[Source data Boundary: Start]

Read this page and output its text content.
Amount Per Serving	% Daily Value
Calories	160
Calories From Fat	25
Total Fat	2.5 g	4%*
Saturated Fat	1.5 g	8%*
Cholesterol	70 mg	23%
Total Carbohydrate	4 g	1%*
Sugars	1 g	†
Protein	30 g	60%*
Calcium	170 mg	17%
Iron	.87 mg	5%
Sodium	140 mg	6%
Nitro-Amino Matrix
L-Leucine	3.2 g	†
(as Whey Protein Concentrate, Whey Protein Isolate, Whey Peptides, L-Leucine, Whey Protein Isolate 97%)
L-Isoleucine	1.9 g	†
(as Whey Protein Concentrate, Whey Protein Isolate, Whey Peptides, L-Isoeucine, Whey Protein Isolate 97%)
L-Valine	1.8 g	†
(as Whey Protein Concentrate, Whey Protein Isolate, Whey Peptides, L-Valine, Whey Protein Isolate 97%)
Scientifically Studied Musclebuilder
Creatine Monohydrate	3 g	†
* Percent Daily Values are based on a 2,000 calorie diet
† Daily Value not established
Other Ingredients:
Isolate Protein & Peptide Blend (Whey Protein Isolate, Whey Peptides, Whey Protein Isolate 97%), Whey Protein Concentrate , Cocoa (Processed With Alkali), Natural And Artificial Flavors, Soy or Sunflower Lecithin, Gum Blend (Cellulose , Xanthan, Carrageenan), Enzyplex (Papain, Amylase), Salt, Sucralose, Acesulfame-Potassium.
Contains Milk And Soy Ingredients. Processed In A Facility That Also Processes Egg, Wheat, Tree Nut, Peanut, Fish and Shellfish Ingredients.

[Source data Boundary: End]

Could you find each line in the entries that contains the string "Daily" and copy it?

Amount Per Serving	% Daily Value
* Percent Daily Values are based on a 2,000 calorie diet
† Daily Value not established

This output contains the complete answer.